### Task prompt
Set the data down again, exactly as it reads, but without the pictures.

──────── Excerpted data

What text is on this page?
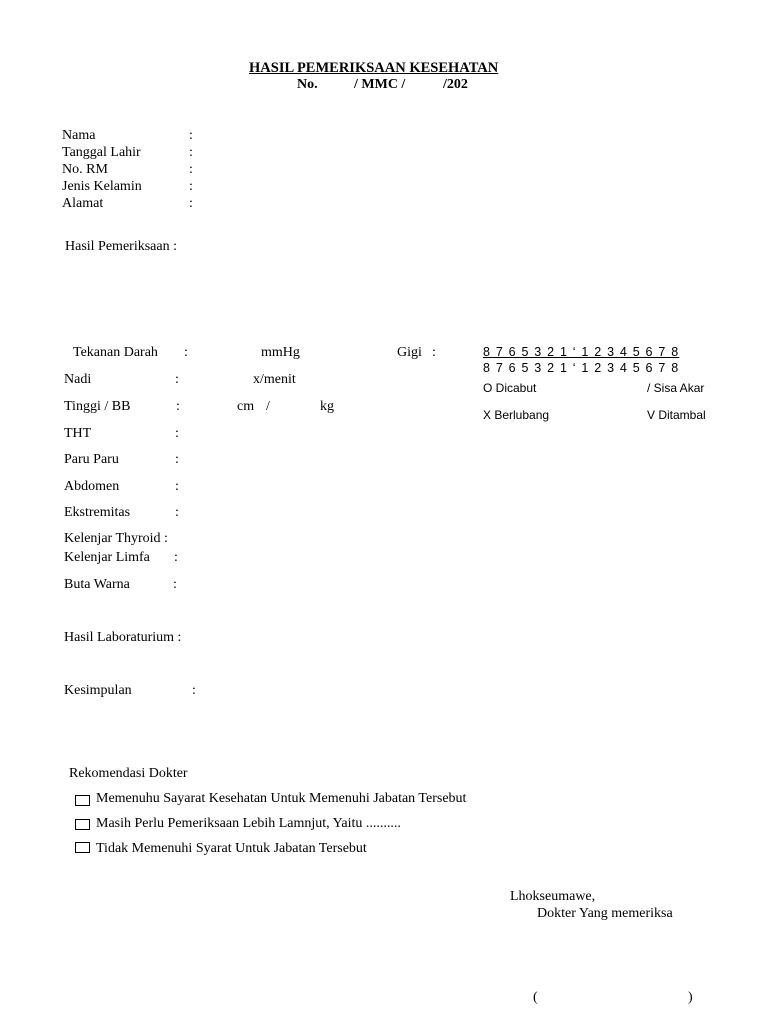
HASIL PEMERIKSAAN KESEHATAN
No.	/ MMC /	/202
Nama	:
Tanggal Lahir	:
No. RM	:
Jenis Kelamin	:
Alamat	:
Hasil Pemeriksaan :
Tekanan Darah :	mmHg
Nadi	:	x/menit
Tinggi / BB	:	cm /	kg
THT	:
Paru Paru	:
Abdomen	:
Ekstremitas	:
Kelenjar Thyroid :
Kelenjar Limfa :
Buta Warna	:
Gigi :	8 7 6 5 3 2 1 ‘ 1 2 3 4 5 6 7 8
8 7 6 5 3 2 1 ‘ 1 2 3 4 5 6 7 8
O Dicabut	/ Sisa Akar
X Berlubang	V Ditambal
Hasil Laboraturium :
Kesimpulan	:
Rekomendasi Dokter
Memenuhu Sayarat Kesehatan Untuk Memenuhi Jabatan Tersebut
Masih Perlu Pemeriksaan Lebih Lamnjut, Yaitu ..........
Tidak Memenuhi Syarat Untuk Jabatan Tersebut
Lhokseumawe,
Dokter Yang memeriksa
(	)
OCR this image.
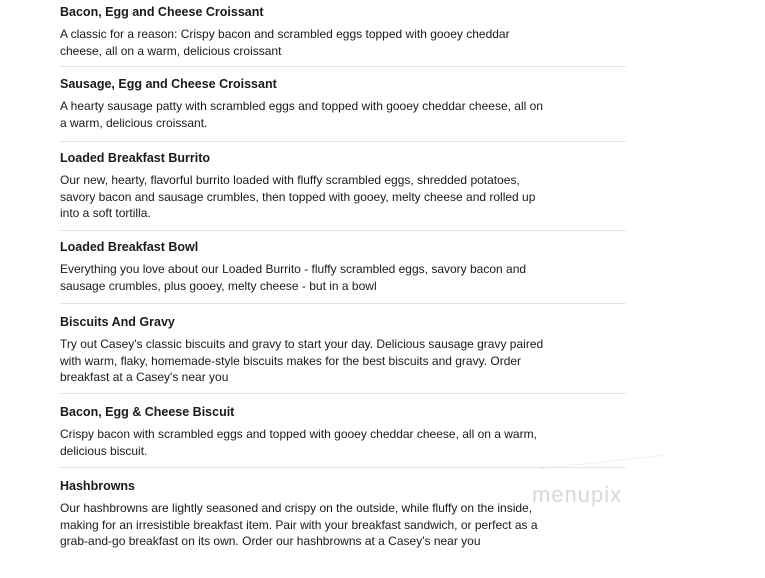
Bacon, Egg and Cheese Croissant

A classic for a reason: Crispy bacon and scrambled eggs topped with gooey cheddar cheese, all on a warm, delicious croissant

Sausage, Egg and Cheese Croissant

A hearty sausage patty with scrambled eggs and topped with gooey cheddar cheese, all on a warm, delicious croissant.

Loaded Breakfast Burrito

Our new, hearty, flavorful burrito loaded with fluffy scrambled eggs, shredded potatoes, savory bacon and sausage crumbles, then topped with gooey, melty cheese and rolled up into a soft tortilla.

Loaded Breakfast Bowl

Everything you love about our Loaded Burrito - fluffy scrambled eggs, savory bacon and sausage crumbles, plus gooey, melty cheese - but in a bowl

Biscuits And Gravy

Try out Casey's classic biscuits and gravy to start your day. Delicious sausage gravy paired with warm, flaky, homemade-style biscuits makes for the best biscuits and gravy. Order breakfast at a Casey's near you

Bacon, Egg & Cheese Biscuit

Crispy bacon with scrambled eggs and topped with gooey cheddar cheese, all on a warm, delicious biscuit.

Hashbrowns

Our hashbrowns are lightly seasoned and crispy on the outside, while fluffy on the inside, making for an irresistible breakfast item. Pair with your breakfast sandwich, or perfect as a grab-and-go breakfast on its own. Order our hashbrowns at a Casey's near you

menupix
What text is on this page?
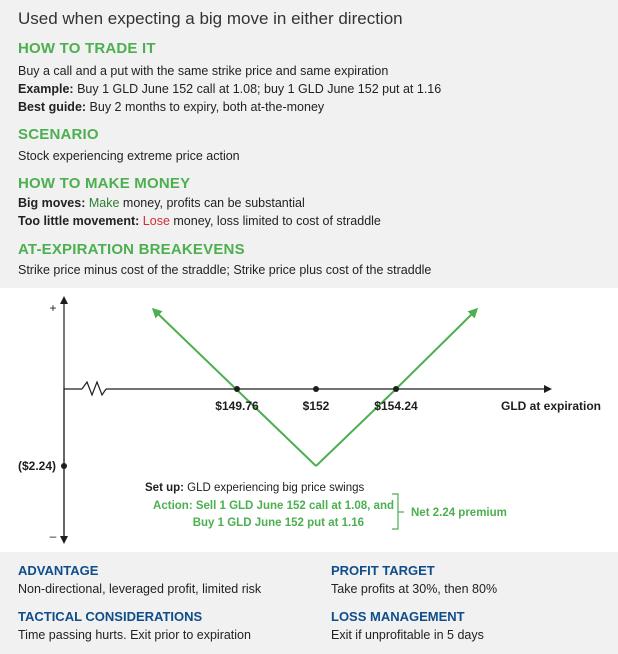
Used when expecting a big move in either direction
HOW TO TRADE IT
Buy a call and a put with the same strike price and same expiration
Example: Buy 1 GLD June 152 call at 1.08; buy 1 GLD June 152 put at 1.16
Best guide: Buy 2 months to expiry, both at-the-money
SCENARIO
Stock experiencing extreme price action
HOW TO MAKE MONEY
Big moves: Make money, profits can be substantial
Too little movement: Lose money, loss limited to cost of straddle
AT-EXPIRATION BREAKEVENS
Strike price minus cost of the straddle; Strike price plus cost of the straddle
+
–
GLD at expiration
($2.24)
$149.76	$152	$154.24
Set up: GLD experiencing big price swings
Action: Sell 1 GLD June 152 call at 1.08, and
Buy 1 GLD June 152 put at 1.16
Net 2.24 premium
ADVANTAGE
Non-directional, leveraged profit, limited risk
PROFIT TARGET
Take profits at 30%, then 80%
TACTICAL CONSIDERATIONS
Time passing hurts. Exit prior to expiration
LOSS MANAGEMENT
Exit if unprofitable in 5 days
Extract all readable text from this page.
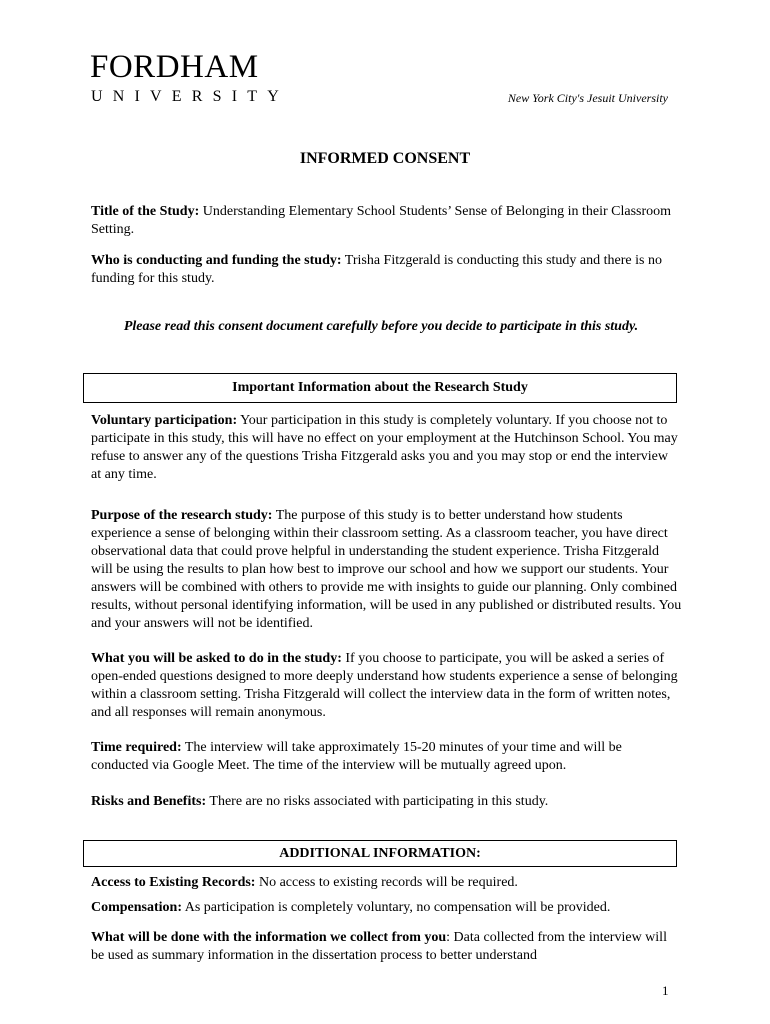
FORDHAM
UNIVERSITY	New York City's Jesuit University
INFORMED CONSENT
Title of the Study: Understanding Elementary School Students’ Sense of Belonging in their Classroom Setting.
Who is conducting and funding the study: Trisha Fitzgerald is conducting this study and there is no funding for this study.
Please read this consent document carefully before you decide to participate in this study.
Important Information about the Research Study
Voluntary participation: Your participation in this study is completely voluntary. If you choose not to participate in this study, this will have no effect on your employment at the Hutchinson School. You may refuse to answer any of the questions Trisha Fitzgerald asks you and you may stop or end the interview at any time.
Purpose of the research study: The purpose of this study is to better understand how students experience a sense of belonging within their classroom setting. As a classroom teacher, you have direct observational data that could prove helpful in understanding the student experience. Trisha Fitzgerald will be using the results to plan how best to improve our school and how we support our students. Your answers will be combined with others to provide me with insights to guide our planning. Only combined results, without personal identifying information, will be used in any published or distributed results. You and your answers will not be identified.
What you will be asked to do in the study: If you choose to participate, you will be asked a series of open-ended questions designed to more deeply understand how students experience a sense of belonging within a classroom setting. Trisha Fitzgerald will collect the interview data in the form of written notes, and all responses will remain anonymous.
Time required: The interview will take approximately 15-20 minutes of your time and will be conducted via Google Meet. The time of the interview will be mutually agreed upon.
Risks and Benefits: There are no risks associated with participating in this study.
ADDITIONAL INFORMATION:
Access to Existing Records: No access to existing records will be required.
Compensation: As participation is completely voluntary, no compensation will be provided.
What will be done with the information we collect from you: Data collected from the interview will be used as summary information in the dissertation process to better understand
1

────────────────

### Correct result
What text is on this page?
HASIL PEMERIKSAAN KESEHATAN
No.	/ MMC /	/202
Nama	:
Tanggal Lahir	:
No. RM	:
Jenis Kelamin	:
Alamat	:
Hasil Pemeriksaan :
Tekanan Darah :	mmHg
Nadi	:	x/menit
Tinggi / BB	:	cm /	kg
THT	:
Paru Paru	:
Abdomen	:
Ekstremitas	:
Kelenjar Thyroid :
Kelenjar Limfa :
Buta Warna	:
Gigi :	8 7 6 5 3 2 1 ‘ 1 2 3 4 5 6 7 8
8 7 6 5 3 2 1 ‘ 1 2 3 4 5 6 7 8
O Dicabut	/ Sisa Akar
X Berlubang	V Ditambal
Hasil Laboraturium :
Kesimpulan	:
Rekomendasi Dokter
Memenuhu Sayarat Kesehatan Untuk Memenuhi Jabatan Tersebut
Masih Perlu Pemeriksaan Lebih Lamnjut, Yaitu ..........
Tidak Memenuhi Syarat Untuk Jabatan Tersebut
Lhokseumawe,
Dokter Yang memeriksa
(	)
OCR this image.
Bacon, Egg and Cheese Croissant

A classic for a reason: Crispy bacon and scrambled eggs topped with gooey cheddar cheese, all on a warm, delicious croissant

Sausage, Egg and Cheese Croissant

A hearty sausage patty with scrambled eggs and topped with gooey cheddar cheese, all on a warm, delicious croissant.

Loaded Breakfast Burrito

Our new, hearty, flavorful burrito loaded with fluffy scrambled eggs, shredded potatoes, savory bacon and sausage crumbles, then topped with gooey, melty cheese and rolled up into a soft tortilla.

Loaded Breakfast Bowl

Everything you love about our Loaded Burrito - fluffy scrambled eggs, savory bacon and sausage crumbles, plus gooey, melty cheese - but in a bowl

Biscuits And Gravy

Try out Casey's classic biscuits and gravy to start your day. Delicious sausage gravy paired with warm, flaky, homemade-style biscuits makes for the best biscuits and gravy. Order breakfast at a Casey's near you

Bacon, Egg & Cheese Biscuit

Crispy bacon with scrambled eggs and topped with gooey cheddar cheese, all on a warm, delicious biscuit.

Hashbrowns

Our hashbrowns are lightly seasoned and crispy on the outside, while fluffy on the inside, making for an irresistible breakfast item. Pair with your breakfast sandwich, or perfect as a grab-and-go breakfast on its own. Order our hashbrowns at a Casey's near you

menupix
What text is on this page?
Used when expecting a big move in either direction
HOW TO TRADE IT
Buy a call and a put with the same strike price and same expiration
Example: Buy 1 GLD June 152 call at 1.08; buy 1 GLD June 152 put at 1.16
Best guide: Buy 2 months to expiry, both at-the-money
SCENARIO
Stock experiencing extreme price action
HOW TO MAKE MONEY
Big moves: Make money, profits can be substantial
Too little movement: Lose money, loss limited to cost of straddle
AT-EXPIRATION BREAKEVENS
Strike price minus cost of the straddle; Strike price plus cost of the straddle
+
–
GLD at expiration
($2.24)
$149.76	$152	$154.24
Set up: GLD experiencing big price swings
Action: Sell 1 GLD June 152 call at 1.08, and
Buy 1 GLD June 152 put at 1.16
Net 2.24 premium
ADVANTAGE
Non-directional, leveraged profit, limited risk
PROFIT TARGET
Take profits at 30%, then 80%
TACTICAL CONSIDERATIONS
Time passing hurts. Exit prior to expiration
LOSS MANAGEMENT
Exit if unprofitable in 5 days
Extract all readable text from this page.
FORDHAM
UNIVERSITY	New York City's Jesuit University
INFORMED CONSENT
Title of the Study: Understanding Elementary School Students’ Sense of Belonging in their Classroom Setting.
Who is conducting and funding the study: Trisha Fitzgerald is conducting this study and there is no funding for this study.
Please read this consent document carefully before you decide to participate in this study.
Important Information about the Research Study
Voluntary participation: Your participation in this study is completely voluntary. If you choose not to participate in this study, this will have no effect on your employment at the Hutchinson School. You may refuse to answer any of the questions Trisha Fitzgerald asks you and you may stop or end the interview at any time.
Purpose of the research study: The purpose of this study is to better understand how students experience a sense of belonging within their classroom setting. As a classroom teacher, you have direct observational data that could prove helpful in understanding the student experience. Trisha Fitzgerald will be using the results to plan how best to improve our school and how we support our students. Your answers will be combined with others to provide me with insights to guide our planning. Only combined results, without personal identifying information, will be used in any published or distributed results. You and your answers will not be identified.
What you will be asked to do in the study: If you choose to participate, you will be asked a series of open-ended questions designed to more deeply understand how students experience a sense of belonging within a classroom setting. Trisha Fitzgerald will collect the interview data in the form of written notes, and all responses will remain anonymous.
Time required: The interview will take approximately 15-20 minutes of your time and will be conducted via Google Meet. The time of the interview will be mutually agreed upon.
Risks and Benefits: There are no risks associated with participating in this study.
ADDITIONAL INFORMATION:
Access to Existing Records: No access to existing records will be required.
Compensation: As participation is completely voluntary, no compensation will be provided.
What will be done with the information we collect from you: Data collected from the interview will be used as summary information in the dissertation process to better understand
1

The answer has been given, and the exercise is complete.